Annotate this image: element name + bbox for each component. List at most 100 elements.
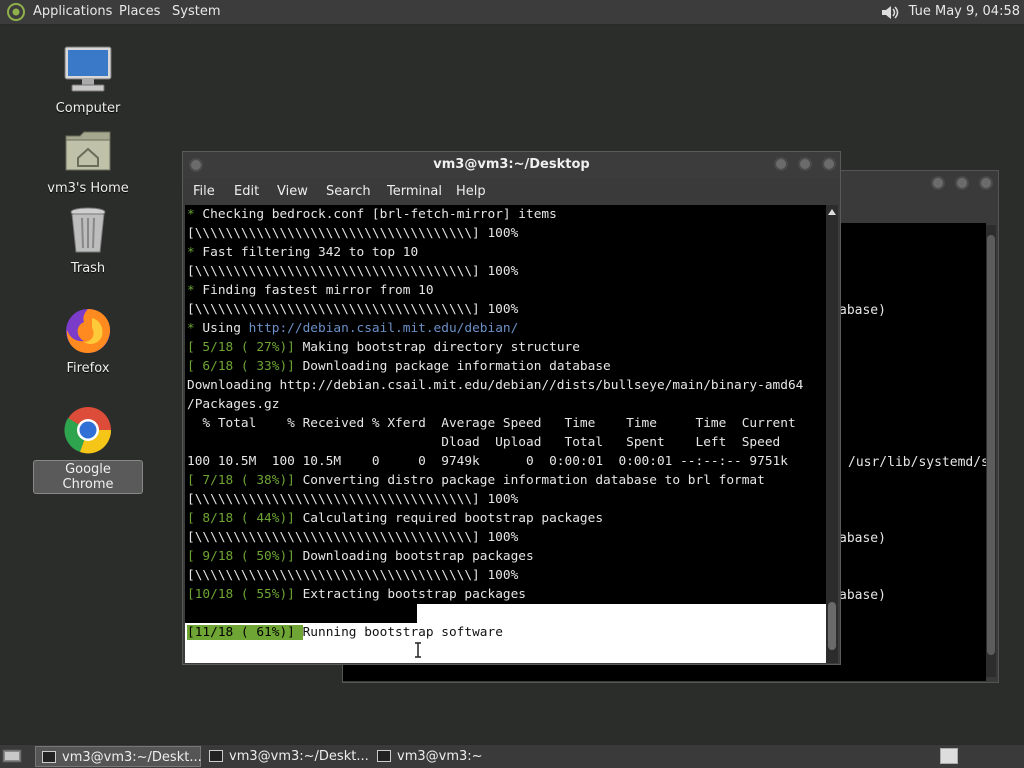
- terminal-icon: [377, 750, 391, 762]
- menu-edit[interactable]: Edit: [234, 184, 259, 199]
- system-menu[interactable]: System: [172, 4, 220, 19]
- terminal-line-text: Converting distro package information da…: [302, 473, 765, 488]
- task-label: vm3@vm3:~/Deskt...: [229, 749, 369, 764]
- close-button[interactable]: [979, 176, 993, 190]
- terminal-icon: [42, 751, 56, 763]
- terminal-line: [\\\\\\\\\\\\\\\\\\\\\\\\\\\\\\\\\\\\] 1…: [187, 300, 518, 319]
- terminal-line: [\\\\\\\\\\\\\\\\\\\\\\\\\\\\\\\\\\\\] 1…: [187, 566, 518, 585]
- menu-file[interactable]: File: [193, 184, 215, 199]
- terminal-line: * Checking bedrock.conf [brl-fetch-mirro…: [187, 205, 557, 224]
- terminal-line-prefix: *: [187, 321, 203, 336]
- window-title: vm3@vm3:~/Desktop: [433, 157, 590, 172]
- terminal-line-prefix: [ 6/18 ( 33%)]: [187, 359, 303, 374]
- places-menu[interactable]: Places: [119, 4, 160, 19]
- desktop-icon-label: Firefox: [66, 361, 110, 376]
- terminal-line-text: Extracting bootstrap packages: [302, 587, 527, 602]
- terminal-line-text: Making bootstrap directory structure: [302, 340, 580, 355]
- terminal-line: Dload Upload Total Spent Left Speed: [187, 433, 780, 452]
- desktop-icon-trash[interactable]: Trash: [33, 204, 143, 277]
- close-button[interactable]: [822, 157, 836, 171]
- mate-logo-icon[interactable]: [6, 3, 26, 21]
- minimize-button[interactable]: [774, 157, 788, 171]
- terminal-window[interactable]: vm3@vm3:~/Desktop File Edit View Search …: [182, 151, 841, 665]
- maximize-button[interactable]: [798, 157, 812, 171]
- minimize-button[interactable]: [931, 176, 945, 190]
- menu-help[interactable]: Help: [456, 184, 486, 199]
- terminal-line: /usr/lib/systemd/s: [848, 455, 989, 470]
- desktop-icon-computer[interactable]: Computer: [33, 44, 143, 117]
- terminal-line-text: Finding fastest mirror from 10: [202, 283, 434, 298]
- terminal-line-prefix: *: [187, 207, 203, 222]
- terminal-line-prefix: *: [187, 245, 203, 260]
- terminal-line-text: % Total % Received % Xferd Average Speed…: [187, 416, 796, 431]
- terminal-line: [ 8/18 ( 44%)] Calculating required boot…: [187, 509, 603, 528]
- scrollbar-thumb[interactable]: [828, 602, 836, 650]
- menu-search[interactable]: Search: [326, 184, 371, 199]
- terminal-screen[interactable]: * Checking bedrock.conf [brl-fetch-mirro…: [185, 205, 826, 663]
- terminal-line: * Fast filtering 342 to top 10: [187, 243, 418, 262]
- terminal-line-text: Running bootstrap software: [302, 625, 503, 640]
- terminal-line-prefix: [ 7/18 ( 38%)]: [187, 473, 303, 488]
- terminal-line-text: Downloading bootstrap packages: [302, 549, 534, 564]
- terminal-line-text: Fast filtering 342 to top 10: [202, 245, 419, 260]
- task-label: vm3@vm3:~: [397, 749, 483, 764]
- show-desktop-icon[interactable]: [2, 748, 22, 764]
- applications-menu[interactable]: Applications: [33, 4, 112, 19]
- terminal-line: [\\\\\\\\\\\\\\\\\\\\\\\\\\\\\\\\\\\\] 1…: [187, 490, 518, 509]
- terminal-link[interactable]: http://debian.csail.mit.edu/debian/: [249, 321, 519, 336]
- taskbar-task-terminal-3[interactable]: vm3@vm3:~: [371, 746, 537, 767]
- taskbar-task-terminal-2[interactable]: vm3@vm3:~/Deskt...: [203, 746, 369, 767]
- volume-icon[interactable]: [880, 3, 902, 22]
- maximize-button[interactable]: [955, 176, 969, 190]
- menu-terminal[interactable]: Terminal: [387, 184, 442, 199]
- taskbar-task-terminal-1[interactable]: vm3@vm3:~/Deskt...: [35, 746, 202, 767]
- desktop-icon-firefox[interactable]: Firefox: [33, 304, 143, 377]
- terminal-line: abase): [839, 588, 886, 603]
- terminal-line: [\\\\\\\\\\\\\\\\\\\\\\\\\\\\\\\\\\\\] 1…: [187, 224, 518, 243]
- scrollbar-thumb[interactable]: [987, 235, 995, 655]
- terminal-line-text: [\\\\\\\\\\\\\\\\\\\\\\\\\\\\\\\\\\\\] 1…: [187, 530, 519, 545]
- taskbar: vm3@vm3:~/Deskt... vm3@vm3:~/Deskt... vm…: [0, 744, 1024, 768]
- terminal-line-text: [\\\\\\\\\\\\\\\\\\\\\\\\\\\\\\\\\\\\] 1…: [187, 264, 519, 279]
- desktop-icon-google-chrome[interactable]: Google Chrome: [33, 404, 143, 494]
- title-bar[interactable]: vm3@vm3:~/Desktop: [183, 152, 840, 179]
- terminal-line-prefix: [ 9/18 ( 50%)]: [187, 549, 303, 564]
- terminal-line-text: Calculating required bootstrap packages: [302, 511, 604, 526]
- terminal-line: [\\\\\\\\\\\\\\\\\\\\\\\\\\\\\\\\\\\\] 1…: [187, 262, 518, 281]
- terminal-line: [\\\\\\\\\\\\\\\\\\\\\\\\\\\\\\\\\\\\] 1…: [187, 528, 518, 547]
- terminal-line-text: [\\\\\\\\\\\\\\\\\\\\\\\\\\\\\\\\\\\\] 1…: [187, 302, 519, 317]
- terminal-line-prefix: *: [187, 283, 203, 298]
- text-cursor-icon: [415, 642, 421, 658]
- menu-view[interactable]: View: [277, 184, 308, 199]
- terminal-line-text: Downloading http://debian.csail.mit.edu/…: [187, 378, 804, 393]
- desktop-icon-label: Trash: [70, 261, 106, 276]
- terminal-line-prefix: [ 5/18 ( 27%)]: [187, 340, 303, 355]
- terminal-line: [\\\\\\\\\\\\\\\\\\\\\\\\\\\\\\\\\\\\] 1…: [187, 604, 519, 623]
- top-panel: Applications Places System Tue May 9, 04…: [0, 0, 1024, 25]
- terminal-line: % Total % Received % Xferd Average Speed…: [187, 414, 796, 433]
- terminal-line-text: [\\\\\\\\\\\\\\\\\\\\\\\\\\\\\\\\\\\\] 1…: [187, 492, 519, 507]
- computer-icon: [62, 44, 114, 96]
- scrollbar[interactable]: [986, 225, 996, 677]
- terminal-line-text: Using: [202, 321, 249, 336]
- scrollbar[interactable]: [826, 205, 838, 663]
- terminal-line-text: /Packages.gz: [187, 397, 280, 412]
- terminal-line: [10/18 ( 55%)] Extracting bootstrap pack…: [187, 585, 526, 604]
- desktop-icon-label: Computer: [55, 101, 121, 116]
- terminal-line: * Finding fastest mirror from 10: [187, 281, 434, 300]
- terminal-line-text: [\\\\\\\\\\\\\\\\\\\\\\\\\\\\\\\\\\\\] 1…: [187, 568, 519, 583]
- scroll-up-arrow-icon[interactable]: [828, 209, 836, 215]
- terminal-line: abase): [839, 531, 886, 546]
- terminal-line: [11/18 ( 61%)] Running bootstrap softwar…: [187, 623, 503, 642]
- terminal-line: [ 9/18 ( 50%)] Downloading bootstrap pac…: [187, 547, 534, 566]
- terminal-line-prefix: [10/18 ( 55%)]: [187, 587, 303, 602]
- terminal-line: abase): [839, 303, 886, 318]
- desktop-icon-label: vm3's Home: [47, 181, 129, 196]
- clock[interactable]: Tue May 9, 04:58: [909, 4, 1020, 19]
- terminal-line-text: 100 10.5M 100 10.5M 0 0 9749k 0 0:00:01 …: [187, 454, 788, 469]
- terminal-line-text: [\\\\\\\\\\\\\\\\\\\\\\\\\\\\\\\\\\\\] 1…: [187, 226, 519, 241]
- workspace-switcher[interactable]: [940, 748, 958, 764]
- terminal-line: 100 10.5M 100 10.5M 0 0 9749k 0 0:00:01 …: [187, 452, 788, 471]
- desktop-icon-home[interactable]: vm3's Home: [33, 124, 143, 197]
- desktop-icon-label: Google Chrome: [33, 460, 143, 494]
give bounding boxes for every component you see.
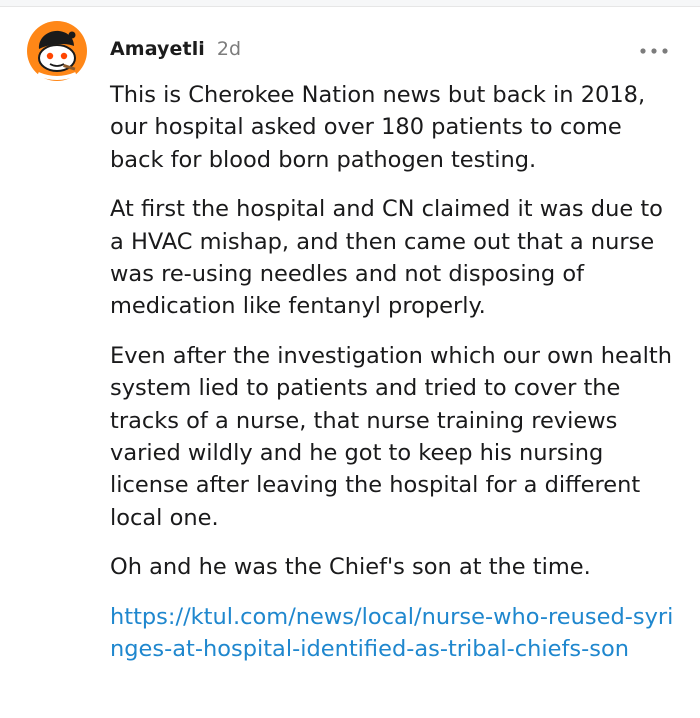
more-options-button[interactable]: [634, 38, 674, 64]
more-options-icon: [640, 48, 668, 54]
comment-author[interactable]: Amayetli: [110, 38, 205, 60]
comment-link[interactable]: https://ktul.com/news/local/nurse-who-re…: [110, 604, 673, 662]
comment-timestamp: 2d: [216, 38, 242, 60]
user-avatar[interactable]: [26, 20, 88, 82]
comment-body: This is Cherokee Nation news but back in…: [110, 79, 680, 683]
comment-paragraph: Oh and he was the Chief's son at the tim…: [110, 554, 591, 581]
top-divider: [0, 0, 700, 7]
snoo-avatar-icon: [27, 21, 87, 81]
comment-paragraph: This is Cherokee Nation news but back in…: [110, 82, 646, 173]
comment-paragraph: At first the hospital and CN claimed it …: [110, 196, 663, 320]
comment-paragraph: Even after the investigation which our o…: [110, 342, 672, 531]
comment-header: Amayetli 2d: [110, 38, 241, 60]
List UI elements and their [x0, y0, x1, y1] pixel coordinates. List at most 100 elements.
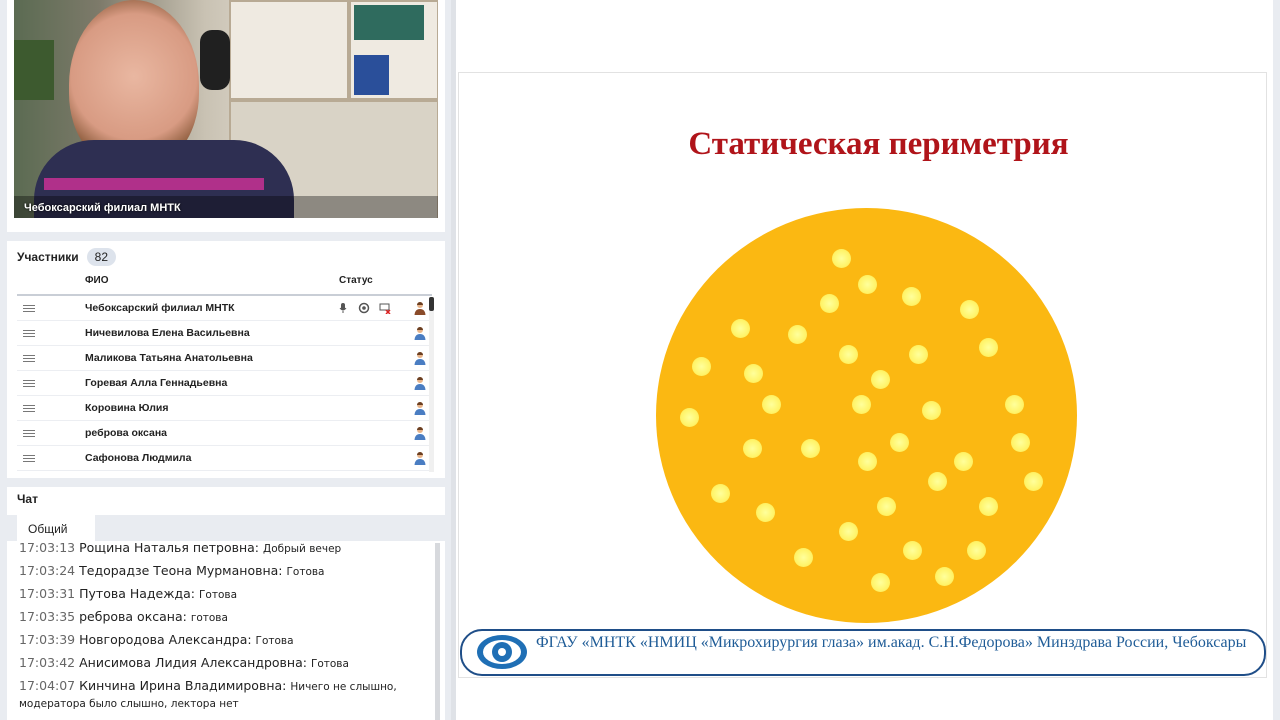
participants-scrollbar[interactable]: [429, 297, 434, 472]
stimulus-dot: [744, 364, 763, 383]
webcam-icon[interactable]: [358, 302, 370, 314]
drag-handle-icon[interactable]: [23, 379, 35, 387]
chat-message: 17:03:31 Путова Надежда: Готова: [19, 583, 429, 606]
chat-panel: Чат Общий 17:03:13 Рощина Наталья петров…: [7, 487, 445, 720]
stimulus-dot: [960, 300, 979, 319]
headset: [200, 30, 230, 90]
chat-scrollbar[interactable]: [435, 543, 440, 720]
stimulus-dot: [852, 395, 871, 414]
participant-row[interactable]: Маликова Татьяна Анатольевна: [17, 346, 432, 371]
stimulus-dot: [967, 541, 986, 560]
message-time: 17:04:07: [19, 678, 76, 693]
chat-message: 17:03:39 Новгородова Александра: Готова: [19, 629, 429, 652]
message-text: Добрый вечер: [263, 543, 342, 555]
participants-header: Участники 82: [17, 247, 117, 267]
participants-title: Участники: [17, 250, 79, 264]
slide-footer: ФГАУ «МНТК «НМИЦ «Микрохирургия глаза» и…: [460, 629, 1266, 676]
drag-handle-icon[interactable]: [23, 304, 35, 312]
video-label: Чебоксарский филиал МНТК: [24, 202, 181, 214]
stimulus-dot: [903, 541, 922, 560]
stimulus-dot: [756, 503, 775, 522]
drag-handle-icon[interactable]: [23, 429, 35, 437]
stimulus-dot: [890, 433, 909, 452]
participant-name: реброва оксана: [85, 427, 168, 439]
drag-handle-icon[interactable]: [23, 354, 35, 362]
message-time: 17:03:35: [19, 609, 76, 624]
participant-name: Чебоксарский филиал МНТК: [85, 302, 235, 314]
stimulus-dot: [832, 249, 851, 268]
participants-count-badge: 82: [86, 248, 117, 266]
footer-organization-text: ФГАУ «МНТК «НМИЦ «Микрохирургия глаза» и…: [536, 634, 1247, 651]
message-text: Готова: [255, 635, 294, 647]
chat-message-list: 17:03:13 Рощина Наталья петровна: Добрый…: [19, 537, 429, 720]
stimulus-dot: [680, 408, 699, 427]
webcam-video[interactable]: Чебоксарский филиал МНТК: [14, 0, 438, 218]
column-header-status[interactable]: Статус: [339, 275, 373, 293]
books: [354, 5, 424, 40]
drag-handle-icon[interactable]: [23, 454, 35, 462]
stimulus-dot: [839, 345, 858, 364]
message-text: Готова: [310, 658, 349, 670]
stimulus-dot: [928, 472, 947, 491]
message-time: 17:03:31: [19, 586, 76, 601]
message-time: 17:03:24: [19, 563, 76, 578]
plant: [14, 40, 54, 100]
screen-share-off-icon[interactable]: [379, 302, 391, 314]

==*==

▶ [Required task] Format the lines of the material from the line with "participants-scrollbar[interactable]: [429, 297, 434, 472]" to the line with "stimulus-dot: [967, 541, 986, 560]", both included, as a JSON list of strings with one string per line and no blank lines.

▶ [Task output]
[
  "participants-scrollbar[interactable]: [429, 297, 434, 472]",
  "stimulus-dot: [744, 364, 763, 383]",
  "webcam-icon[interactable]: [358, 302, 370, 314]",
  "drag-handle-icon[interactable]: [23, 379, 35, 387]",
  "chat-message: 17:03:31 Путова Надежда: Готова: [19, 583, 429, 606]",
  "chat-panel: Чат Общий 17:03:13 Рощина Наталья петров…: [7, 487, 445, 720]",
  "stimulus-dot: [960, 300, 979, 319]",
  "headset: [200, 30, 230, 90]",
  "chat-scrollbar[interactable]: [435, 543, 440, 720]",
  "stimulus-dot: [852, 395, 871, 414]",
  "participant-row[interactable]: Маликова Татьяна Анатольевна: [17, 346, 432, 371]",
  "stimulus-dot: [967, 541, 986, 560]"
]